Work item: The data must be written out once more, precisely as given.

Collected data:
===

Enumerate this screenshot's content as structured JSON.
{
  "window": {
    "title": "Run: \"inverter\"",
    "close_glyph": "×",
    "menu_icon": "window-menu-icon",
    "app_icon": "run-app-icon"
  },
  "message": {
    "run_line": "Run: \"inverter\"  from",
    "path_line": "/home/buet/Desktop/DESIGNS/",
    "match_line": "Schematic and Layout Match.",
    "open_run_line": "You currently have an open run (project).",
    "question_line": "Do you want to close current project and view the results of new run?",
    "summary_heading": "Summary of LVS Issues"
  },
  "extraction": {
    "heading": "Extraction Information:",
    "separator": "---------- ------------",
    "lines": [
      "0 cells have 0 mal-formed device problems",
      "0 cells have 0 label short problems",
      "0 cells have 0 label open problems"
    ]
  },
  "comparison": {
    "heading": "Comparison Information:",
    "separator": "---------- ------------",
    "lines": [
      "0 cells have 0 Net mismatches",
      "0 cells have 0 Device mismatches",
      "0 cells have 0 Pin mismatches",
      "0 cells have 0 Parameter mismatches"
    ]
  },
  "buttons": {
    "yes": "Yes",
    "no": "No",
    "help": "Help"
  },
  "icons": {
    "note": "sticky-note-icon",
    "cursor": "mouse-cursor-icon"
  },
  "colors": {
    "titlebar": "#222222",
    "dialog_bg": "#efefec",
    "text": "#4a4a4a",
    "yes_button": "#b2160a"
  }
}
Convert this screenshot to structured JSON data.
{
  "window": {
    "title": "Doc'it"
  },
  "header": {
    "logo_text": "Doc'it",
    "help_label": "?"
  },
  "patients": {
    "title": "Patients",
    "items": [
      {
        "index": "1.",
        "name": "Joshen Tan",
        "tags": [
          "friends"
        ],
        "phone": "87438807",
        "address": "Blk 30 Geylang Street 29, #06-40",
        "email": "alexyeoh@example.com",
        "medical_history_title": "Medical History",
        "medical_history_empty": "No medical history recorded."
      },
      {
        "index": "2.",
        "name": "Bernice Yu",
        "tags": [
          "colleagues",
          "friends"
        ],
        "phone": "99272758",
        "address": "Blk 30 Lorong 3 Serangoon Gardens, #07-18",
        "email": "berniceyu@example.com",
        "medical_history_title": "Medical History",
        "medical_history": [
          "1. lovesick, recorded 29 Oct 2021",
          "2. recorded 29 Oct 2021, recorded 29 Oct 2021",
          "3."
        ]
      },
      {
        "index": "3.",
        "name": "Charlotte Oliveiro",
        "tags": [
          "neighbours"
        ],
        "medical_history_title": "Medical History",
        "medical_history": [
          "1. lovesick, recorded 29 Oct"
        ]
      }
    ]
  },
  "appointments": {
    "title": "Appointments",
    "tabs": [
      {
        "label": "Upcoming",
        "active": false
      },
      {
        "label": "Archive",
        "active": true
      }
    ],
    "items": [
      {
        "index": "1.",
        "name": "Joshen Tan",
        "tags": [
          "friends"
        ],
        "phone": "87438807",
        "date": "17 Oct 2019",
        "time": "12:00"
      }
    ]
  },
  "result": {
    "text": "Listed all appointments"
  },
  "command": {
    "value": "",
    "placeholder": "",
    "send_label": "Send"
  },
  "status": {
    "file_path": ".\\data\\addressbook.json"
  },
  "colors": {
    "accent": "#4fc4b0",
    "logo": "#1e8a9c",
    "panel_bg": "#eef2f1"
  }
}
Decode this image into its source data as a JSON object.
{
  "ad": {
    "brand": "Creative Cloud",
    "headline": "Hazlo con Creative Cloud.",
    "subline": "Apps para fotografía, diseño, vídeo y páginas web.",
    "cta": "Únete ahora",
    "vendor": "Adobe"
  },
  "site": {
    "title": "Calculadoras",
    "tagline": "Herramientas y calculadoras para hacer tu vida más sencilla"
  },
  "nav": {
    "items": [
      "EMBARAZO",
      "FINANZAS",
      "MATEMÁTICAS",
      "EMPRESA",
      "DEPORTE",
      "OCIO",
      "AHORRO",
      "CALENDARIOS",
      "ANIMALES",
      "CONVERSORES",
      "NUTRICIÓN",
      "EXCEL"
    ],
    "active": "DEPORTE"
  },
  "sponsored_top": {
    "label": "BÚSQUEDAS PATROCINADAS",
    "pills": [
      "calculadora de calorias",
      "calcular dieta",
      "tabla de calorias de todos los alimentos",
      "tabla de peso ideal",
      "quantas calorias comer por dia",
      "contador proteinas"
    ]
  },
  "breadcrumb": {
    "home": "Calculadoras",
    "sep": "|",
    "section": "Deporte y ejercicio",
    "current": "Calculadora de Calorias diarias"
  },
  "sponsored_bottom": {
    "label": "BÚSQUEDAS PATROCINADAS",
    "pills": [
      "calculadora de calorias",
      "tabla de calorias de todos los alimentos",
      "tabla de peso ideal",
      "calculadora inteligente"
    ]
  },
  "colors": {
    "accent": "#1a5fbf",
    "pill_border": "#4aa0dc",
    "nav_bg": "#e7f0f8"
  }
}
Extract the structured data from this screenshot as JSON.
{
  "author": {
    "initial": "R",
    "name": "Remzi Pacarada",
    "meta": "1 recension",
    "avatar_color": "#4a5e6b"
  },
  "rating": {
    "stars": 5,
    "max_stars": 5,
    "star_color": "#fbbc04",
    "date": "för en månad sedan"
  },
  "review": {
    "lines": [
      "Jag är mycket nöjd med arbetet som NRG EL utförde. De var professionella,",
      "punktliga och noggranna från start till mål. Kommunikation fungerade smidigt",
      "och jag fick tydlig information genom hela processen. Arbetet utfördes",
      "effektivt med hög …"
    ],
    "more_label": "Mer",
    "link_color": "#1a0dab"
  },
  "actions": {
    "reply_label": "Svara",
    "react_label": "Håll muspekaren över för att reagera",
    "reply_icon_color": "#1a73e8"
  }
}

===

Solution to the exercise:
Enumerate this screenshot's content as structured JSON.
{
  "window": {
    "title": "Run: \"inverter\"",
    "close_glyph": "×",
    "menu_icon": "window-menu-icon",
    "app_icon": "run-app-icon"
  },
  "message": {
    "run_line": "Run: \"inverter\"  from",
    "path_line": "/home/buet/Desktop/DESIGNS/",
    "match_line": "Schematic and Layout Match.",
    "open_run_line": "You currently have an open run (project).",
    "question_line": "Do you want to close current project and view the results of new run?",
    "summary_heading": "Summary of LVS Issues"
  },
  "extraction": {
    "heading": "Extraction Information:",
    "separator": "---------- ------------",
    "lines": [
      "0 cells have 0 mal-formed device problems",
      "0 cells have 0 label short problems",
      "0 cells have 0 label open problems"
    ]
  },
  "comparison": {
    "heading": "Comparison Information:",
    "separator": "---------- ------------",
    "lines": [
      "0 cells have 0 Net mismatches",
      "0 cells have 0 Device mismatches",
      "0 cells have 0 Pin mismatches",
      "0 cells have 0 Parameter mismatches"
    ]
  },
  "buttons": {
    "yes": "Yes",
    "no": "No",
    "help": "Help"
  },
  "icons": {
    "note": "sticky-note-icon",
    "cursor": "mouse-cursor-icon"
  },
  "colors": {
    "titlebar": "#222222",
    "dialog_bg": "#efefec",
    "text": "#4a4a4a",
    "yes_button": "#b2160a"
  }
}
Convert this screenshot to structured JSON data.
{
  "window": {
    "title": "Doc'it"
  },
  "header": {
    "logo_text": "Doc'it",
    "help_label": "?"
  },
  "patients": {
    "title": "Patients",
    "items": [
      {
        "index": "1.",
        "name": "Joshen Tan",
        "tags": [
          "friends"
        ],
        "phone": "87438807",
        "address": "Blk 30 Geylang Street 29, #06-40",
        "email": "alexyeoh@example.com",
        "medical_history_title": "Medical History",
        "medical_history_empty": "No medical history recorded."
      },
      {
        "index": "2.",
        "name": "Bernice Yu",
        "tags": [
          "colleagues",
          "friends"
        ],
        "phone": "99272758",
        "address": "Blk 30 Lorong 3 Serangoon Gardens, #07-18",
        "email": "berniceyu@example.com",
        "medical_history_title": "Medical History",
        "medical_history": [
          "1. lovesick, recorded 29 Oct 2021",
          "2. recorded 29 Oct 2021, recorded 29 Oct 2021",
          "3."
        ]
      },
      {
        "index": "3.",
        "name": "Charlotte Oliveiro",
        "tags": [
          "neighbours"
        ],
        "medical_history_title": "Medical History",
        "medical_history": [
          "1. lovesick, recorded 29 Oct"
        ]
      }
    ]
  },
  "appointments": {
    "title": "Appointments",
    "tabs": [
      {
        "label": "Upcoming",
        "active": false
      },
      {
        "label": "Archive",
        "active": true
      }
    ],
    "items": [
      {
        "index": "1.",
        "name": "Joshen Tan",
        "tags": [
          "friends"
        ],
        "phone": "87438807",
        "date": "17 Oct 2019",
        "time": "12:00"
      }
    ]
  },
  "result": {
    "text": "Listed all appointments"
  },
  "command": {
    "value": "",
    "placeholder": "",
    "send_label": "Send"
  },
  "status": {
    "file_path": ".\\data\\addressbook.json"
  },
  "colors": {
    "accent": "#4fc4b0",
    "logo": "#1e8a9c",
    "panel_bg": "#eef2f1"
  }
}
Decode this image into its source data as a JSON object.
{
  "ad": {
    "brand": "Creative Cloud",
    "headline": "Hazlo con Creative Cloud.",
    "subline": "Apps para fotografía, diseño, vídeo y páginas web.",
    "cta": "Únete ahora",
    "vendor": "Adobe"
  },
  "site": {
    "title": "Calculadoras",
    "tagline": "Herramientas y calculadoras para hacer tu vida más sencilla"
  },
  "nav": {
    "items": [
      "EMBARAZO",
      "FINANZAS",
      "MATEMÁTICAS",
      "EMPRESA",
      "DEPORTE",
      "OCIO",
      "AHORRO",
      "CALENDARIOS",
      "ANIMALES",
      "CONVERSORES",
      "NUTRICIÓN",
      "EXCEL"
    ],
    "active": "DEPORTE"
  },
  "sponsored_top": {
    "label": "BÚSQUEDAS PATROCINADAS",
    "pills": [
      "calculadora de calorias",
      "calcular dieta",
      "tabla de calorias de todos los alimentos",
      "tabla de peso ideal",
      "quantas calorias comer por dia",
      "contador proteinas"
    ]
  },
  "breadcrumb": {
    "home": "Calculadoras",
    "sep": "|",
    "section": "Deporte y ejercicio",
    "current": "Calculadora de Calorias diarias"
  },
  "sponsored_bottom": {
    "label": "BÚSQUEDAS PATROCINADAS",
    "pills": [
      "calculadora de calorias",
      "tabla de calorias de todos los alimentos",
      "tabla de peso ideal",
      "calculadora inteligente"
    ]
  },
  "colors": {
    "accent": "#1a5fbf",
    "pill_border": "#4aa0dc",
    "nav_bg": "#e7f0f8"
  }
}
Extract the structured data from this screenshot as JSON.
{
  "author": {
    "initial": "R",
    "name": "Remzi Pacarada",
    "meta": "1 recension",
    "avatar_color": "#4a5e6b"
  },
  "rating": {
    "stars": 5,
    "max_stars": 5,
    "star_color": "#fbbc04",
    "date": "för en månad sedan"
  },
  "review": {
    "lines": [
      "Jag är mycket nöjd med arbetet som NRG EL utförde. De var professionella,",
      "punktliga och noggranna från start till mål. Kommunikation fungerade smidigt",
      "och jag fick tydlig information genom hela processen. Arbetet utfördes",
      "effektivt med hög …"
    ],
    "more_label": "Mer",
    "link_color": "#1a0dab"
  },
  "actions": {
    "reply_label": "Svara",
    "react_label": "Håll muspekaren över för att reagera",
    "reply_icon_color": "#1a73e8"
  }
}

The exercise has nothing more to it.